**What to work on:** Each line containing the word "含量占稀土总量" must be collected.
───── Material for the task
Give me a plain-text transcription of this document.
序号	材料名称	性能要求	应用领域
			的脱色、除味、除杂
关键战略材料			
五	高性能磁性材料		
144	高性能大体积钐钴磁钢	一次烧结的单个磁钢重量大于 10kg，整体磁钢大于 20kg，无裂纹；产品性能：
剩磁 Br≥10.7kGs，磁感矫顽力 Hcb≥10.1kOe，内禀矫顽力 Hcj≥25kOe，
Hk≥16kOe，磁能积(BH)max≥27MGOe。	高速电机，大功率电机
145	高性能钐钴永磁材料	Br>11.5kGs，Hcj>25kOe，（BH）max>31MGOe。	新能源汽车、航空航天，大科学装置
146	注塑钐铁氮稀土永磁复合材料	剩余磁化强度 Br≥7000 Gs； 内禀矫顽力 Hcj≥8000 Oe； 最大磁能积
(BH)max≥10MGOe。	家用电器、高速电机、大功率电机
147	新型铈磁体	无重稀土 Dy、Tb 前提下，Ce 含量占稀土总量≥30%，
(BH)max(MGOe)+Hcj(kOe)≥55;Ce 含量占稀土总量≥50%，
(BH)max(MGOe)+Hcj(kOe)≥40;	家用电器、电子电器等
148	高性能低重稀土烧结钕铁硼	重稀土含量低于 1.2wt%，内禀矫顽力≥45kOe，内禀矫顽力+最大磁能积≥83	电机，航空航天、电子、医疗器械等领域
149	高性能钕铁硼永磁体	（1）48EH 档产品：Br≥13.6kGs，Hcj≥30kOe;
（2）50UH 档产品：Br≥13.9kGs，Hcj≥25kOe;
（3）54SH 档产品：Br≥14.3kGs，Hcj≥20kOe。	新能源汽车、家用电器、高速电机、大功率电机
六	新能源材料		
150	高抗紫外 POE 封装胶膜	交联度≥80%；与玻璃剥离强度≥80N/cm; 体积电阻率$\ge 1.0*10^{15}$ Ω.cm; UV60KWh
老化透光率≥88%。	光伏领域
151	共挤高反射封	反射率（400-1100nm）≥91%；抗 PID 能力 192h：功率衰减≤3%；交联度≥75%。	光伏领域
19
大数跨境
──────────
**Exercise answer:**
147	新型铈磁体	无重稀土 Dy、Tb 前提下，Ce 含量占稀土总量≥30%，
(BH)max(MGOe)+Hcj(kOe)≥55;Ce 含量占稀土总量≥50%，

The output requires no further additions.